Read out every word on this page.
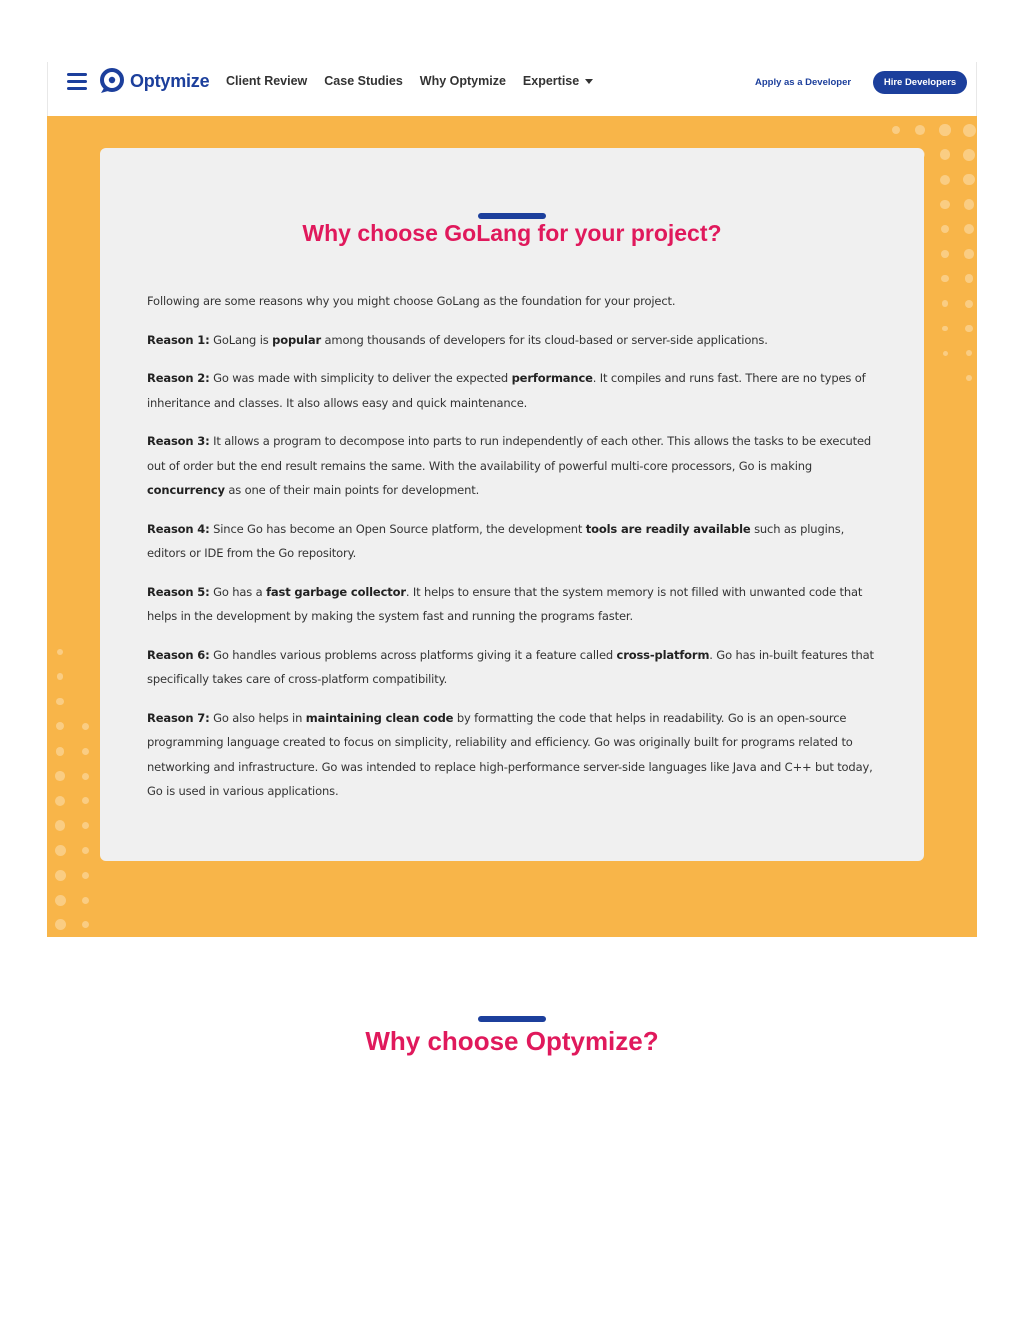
Optymize Client Review Case Studies Why Optymize Expertise	Apply as a Developer	Hire Developers
Why choose GoLang for your project?

Following are some reasons why you might choose GoLang as the foundation for your project.

Reason 1: GoLang is popular among thousands of developers for its cloud-based or server-side applications.

Reason 2: Go was made with simplicity to deliver the expected performance. It compiles and runs fast. There are no types of inheritance and classes. It also allows easy and quick maintenance.

Reason 3: It allows a program to decompose into parts to run independently of each other. This allows the tasks to be executed out of order but the end result remains the same. With the availability of powerful multi-core processors, Go is making concurrency as one of their main points for development.

Reason 4: Since Go has become an Open Source platform, the development tools are readily available such as plugins, editors or IDE from the Go repository.

Reason 5: Go has a fast garbage collector. It helps to ensure that the system memory is not filled with unwanted code that helps in the development by making the system fast and running the programs faster.

Reason 6: Go handles various problems across platforms giving it a feature called cross-platform. Go has in-built features that specifically takes care of cross-platform compatibility.

Reason 7: Go also helps in maintaining clean code by formatting the code that helps in readability. Go is an open-source programming language created to focus on simplicity, reliability and efficiency. Go was originally built for programs related to networking and infrastructure. Go was intended to replace high-performance server-side languages like Java and C++ but today, Go is used in various applications.

Why choose Optymize?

---+---

Task objective: Copy out each line word for word, please, skipping the images.

Full response:
Read out every word on this page.
Optymize Client Review Case Studies Why Optymize Expertise	Apply as a Developer	Hire Developers
Why choose GoLang for your project?

Following are some reasons why you might choose GoLang as the foundation for your project.

Reason 1: GoLang is popular among thousands of developers for its cloud-based or server-side applications.

Reason 2: Go was made with simplicity to deliver the expected performance. It compiles and runs fast. There are no types of inheritance and classes. It also allows easy and quick maintenance.

Reason 3: It allows a program to decompose into parts to run independently of each other. This allows the tasks to be executed out of order but the end result remains the same. With the availability of powerful multi-core processors, Go is making concurrency as one of their main points for development.

Reason 4: Since Go has become an Open Source platform, the development tools are readily available such as plugins, editors or IDE from the Go repository.

Reason 5: Go has a fast garbage collector. It helps to ensure that the system memory is not filled with unwanted code that helps in the development by making the system fast and running the programs faster.

Reason 6: Go handles various problems across platforms giving it a feature called cross-platform. Go has in-built features that specifically takes care of cross-platform compatibility.

Reason 7: Go also helps in maintaining clean code by formatting the code that helps in readability. Go is an open-source programming language created to focus on simplicity, reliability and efficiency. Go was originally built for programs related to networking and infrastructure. Go was intended to replace high-performance server-side languages like Java and C++ but today, Go is used in various applications.

Why choose Optymize?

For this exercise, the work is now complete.